§ **TEXT**
* * * * * * * * *
I did take a long look at a robotics chassis -- as sold at such places as RobotoShop.  They have some decent prices, and they are designed to carry significant loads (which means the dressing and camera is no issue).  They are also designed to be easy to integrate the electronics on -- RobotShop has a chassis which is not only an Arduino compatible with FTDI chip for easy programming, motor drivers already integrated and PWM software already loaded, but it even has XBee headers to make a wireless control option simplicity itself.

The downside, however, is speed.  Whereas I suspect many of the R/C toy cars are going to be so fast there is a good chance it will smash into an actor or fly off the stage entirely, the robotics chassis are spec'd in terms like tens of centimeters per second.  A quick calculation shows me that many of these robots would take up to a minute to get from their entrance to their spike marks for the scene.  And in an American musical, a minute is a VERY long time.



So I did build a camera.  A mock-up of a 1970's broadcast television camera (but much smaller).  Turret lens, boxy body.  Tilt and pan mechanism for the camera, another servo for the turret lens, and a bright multi-color LED.  It is a bit wonky, because I built it really fast while tired and between rehearsals, and I didn't have the time or energy to re-arrange my room so I could get out the drill press and other more accurate tools (I did briefly use the bench grinder with it balanced on top of a kitchen wastebasket, however!)

The camera looks decent even without the paint job and final detailing, and all the servos work.  But I think I'm going to build a new one.  I think it needs to be even smaller, and even lighter, in order to work with the R/C cars we can afford.

And here's the thing again.  I built my own pan-tilt servo bracket out of white pine, aluminium bar stock, nylon bushings and machine screws.  It took three hours and probably cost ten bucks or more of materials.  I can get a servo bracket from RobotShop or SparkFun for fifteen bucks.  And it will have a greater range of motion and have the elements in the right order (my camera tilts then pans, which means the plane of the pan changes -- which makes it impossible to keep the image level).
* * * * * * * * *
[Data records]
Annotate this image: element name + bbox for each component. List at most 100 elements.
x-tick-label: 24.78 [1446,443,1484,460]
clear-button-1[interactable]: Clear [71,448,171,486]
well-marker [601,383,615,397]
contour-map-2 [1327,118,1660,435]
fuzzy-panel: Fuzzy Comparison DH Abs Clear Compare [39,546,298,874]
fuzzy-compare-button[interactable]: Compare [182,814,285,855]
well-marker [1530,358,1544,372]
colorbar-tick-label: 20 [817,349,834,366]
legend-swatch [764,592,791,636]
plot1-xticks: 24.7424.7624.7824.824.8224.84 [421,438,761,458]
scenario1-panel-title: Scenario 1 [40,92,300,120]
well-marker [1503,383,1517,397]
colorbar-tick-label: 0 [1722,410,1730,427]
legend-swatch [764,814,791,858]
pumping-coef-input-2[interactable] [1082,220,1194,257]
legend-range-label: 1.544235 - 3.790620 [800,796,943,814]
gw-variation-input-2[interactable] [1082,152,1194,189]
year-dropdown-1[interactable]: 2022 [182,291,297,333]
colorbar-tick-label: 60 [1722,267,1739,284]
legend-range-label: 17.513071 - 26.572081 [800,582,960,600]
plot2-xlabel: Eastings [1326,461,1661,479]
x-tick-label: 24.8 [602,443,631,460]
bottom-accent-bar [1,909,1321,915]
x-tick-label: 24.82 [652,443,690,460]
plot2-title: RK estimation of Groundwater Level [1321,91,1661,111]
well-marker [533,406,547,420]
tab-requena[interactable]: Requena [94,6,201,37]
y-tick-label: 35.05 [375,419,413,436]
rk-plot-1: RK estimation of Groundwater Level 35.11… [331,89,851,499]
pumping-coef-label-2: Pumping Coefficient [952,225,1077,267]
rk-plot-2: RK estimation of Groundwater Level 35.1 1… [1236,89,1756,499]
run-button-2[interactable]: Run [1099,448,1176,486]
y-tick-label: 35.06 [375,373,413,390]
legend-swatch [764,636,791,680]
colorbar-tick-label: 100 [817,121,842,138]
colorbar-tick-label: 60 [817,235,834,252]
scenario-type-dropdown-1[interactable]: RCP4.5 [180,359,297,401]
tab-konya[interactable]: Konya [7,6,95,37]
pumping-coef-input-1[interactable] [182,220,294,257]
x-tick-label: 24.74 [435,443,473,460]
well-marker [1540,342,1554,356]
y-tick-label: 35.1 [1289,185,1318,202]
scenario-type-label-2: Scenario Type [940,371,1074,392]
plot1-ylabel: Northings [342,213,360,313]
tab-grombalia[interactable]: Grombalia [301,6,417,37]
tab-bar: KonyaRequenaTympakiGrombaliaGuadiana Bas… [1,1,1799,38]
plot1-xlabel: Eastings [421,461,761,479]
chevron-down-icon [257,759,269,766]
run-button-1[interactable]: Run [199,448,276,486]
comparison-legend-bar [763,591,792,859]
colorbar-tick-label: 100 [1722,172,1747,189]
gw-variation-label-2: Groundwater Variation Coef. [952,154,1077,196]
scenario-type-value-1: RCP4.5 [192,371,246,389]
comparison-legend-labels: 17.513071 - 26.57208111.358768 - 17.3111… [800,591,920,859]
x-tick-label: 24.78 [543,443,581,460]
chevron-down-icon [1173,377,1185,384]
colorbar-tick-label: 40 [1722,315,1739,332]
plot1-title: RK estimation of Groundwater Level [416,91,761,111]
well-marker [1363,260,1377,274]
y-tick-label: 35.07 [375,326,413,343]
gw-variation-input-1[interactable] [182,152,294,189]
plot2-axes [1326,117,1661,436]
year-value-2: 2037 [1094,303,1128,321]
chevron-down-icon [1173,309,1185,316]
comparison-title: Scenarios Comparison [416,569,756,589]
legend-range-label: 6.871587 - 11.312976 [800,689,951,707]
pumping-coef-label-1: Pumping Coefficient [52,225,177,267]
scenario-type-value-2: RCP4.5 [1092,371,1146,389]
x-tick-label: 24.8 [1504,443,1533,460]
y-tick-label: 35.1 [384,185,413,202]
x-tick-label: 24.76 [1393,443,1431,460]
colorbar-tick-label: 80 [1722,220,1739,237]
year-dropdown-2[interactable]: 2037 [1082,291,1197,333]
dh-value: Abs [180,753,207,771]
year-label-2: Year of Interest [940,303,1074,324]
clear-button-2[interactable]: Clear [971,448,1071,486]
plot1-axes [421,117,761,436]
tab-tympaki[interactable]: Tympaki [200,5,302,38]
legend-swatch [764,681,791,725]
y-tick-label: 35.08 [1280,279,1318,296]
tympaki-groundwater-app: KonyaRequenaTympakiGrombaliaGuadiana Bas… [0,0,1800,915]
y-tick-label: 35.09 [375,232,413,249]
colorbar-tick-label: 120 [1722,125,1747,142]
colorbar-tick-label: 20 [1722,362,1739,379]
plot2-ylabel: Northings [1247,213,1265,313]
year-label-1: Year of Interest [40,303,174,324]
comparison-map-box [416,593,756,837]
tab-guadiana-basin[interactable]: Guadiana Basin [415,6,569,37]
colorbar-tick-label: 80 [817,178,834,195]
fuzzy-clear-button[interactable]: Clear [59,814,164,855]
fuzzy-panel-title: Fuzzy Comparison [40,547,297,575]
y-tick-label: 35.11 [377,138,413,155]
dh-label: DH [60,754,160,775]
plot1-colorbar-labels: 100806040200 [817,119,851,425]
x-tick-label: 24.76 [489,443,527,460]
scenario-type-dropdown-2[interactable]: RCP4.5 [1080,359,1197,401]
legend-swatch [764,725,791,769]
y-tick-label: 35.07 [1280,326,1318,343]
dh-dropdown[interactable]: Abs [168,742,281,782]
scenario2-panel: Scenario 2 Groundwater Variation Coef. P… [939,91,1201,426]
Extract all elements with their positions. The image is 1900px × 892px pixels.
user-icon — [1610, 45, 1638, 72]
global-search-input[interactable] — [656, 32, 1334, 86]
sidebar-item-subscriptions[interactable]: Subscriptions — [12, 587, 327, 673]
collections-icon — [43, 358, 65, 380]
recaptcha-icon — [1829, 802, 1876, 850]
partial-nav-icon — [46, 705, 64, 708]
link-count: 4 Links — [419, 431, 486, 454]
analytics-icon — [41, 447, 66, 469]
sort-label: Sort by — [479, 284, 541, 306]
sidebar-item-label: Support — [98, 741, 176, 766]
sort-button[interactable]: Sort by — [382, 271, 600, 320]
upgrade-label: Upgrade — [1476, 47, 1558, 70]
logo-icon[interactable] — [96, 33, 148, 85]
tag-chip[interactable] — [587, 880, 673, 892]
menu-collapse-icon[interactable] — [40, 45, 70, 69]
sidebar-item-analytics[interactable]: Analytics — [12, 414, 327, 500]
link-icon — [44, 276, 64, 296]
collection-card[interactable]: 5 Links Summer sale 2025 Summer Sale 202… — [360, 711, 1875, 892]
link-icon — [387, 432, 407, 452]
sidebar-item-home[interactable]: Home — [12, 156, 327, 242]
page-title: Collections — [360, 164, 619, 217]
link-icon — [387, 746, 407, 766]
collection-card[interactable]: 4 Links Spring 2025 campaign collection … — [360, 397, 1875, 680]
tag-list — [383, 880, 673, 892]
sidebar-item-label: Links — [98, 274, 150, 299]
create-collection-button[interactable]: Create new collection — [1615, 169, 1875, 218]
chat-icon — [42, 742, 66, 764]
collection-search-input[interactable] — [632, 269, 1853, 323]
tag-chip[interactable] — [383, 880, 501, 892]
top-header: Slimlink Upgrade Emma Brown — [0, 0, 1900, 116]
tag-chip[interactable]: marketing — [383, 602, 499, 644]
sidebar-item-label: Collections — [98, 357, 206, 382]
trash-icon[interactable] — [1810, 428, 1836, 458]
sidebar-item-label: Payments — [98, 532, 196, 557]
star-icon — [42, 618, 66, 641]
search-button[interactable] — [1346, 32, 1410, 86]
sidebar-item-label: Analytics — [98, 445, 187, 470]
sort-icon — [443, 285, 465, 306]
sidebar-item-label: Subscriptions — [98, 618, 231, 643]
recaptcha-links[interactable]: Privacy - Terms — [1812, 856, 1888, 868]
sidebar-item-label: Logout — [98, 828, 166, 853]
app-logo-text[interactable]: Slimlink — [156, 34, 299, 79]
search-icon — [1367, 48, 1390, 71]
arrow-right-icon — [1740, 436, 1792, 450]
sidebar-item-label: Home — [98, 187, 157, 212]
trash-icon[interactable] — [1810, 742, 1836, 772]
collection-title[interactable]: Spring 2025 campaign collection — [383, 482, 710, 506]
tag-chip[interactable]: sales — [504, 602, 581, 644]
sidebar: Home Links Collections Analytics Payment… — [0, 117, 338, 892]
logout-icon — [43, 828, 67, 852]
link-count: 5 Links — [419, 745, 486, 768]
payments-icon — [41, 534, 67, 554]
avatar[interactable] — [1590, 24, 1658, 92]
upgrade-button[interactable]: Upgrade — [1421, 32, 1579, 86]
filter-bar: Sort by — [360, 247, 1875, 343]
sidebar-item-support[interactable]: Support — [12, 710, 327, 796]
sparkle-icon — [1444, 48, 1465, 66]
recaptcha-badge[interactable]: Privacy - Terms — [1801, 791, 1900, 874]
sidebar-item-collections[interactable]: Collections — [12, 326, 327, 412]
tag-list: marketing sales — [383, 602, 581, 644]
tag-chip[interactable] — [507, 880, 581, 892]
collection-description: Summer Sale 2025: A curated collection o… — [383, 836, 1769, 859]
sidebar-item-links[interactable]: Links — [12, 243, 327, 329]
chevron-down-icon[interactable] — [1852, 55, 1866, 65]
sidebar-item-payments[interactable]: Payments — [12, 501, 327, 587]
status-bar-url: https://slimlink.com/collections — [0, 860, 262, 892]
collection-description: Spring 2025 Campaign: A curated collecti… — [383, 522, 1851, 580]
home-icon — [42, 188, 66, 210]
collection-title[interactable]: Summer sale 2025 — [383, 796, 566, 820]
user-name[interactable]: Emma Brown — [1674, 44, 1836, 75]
* * * * * * * * *
§ **EXERCISES TO COMPLETE**
a) In the camera prop text, what materials went into the homemade pan-tilt servo bracket?
b) Continue the camera prop text from its last paragraph.

§ **OUTPUTS BY TASK**
a) White pine, aluminium bar stock, nylon bushings and machine screws.

b)
So I just won a cheaper R/C chassis on eBay.  I'll grab one of the toy store R/C's while I am waiting on delivery and hack into it and see just how bad it is, too.  I need two robots, anyhow.  And I'll design and build a new camera around a proper Dagu pan-tilt bracket.  The one thing my existing camera did -- besides being a learning experience and looking kinda cool -- is to confirm from the Director that I am on the right track.  But I have yet to get explicit permission to spend money, and I can't afford to go into what is going to be a good $200 in parts entirely out of pocket.

I haven't gotten far enough to think about the actual controller.  Too much depends on the chassis (several chassis options come with radio already).  I recognize the utility of the standard controller form-factors to allow a human to control the robot in real time.  But on the other hand, some of the actions -- operating the LED that shines through the "lens," rotating the turret to the next lens -- require a layer of intelligence.  So for those, at least, it makes sense to go through a single serial link (via XBee) and simply communicate from controller to an on-board micro which will then execute the proper commands.  This is possibly fast enough to do the steering and motor control in real time as well, but it still leaves me trying to put knobs and pots on a box solid enough so an actor can learn how to run the bot.

In the end, having anything more than a fixed (and lightweight!) styrofoam camera may be a stretch goal.  But if I can get a pair of R/C cars dressed, then I'll have an acceptable fall-back position.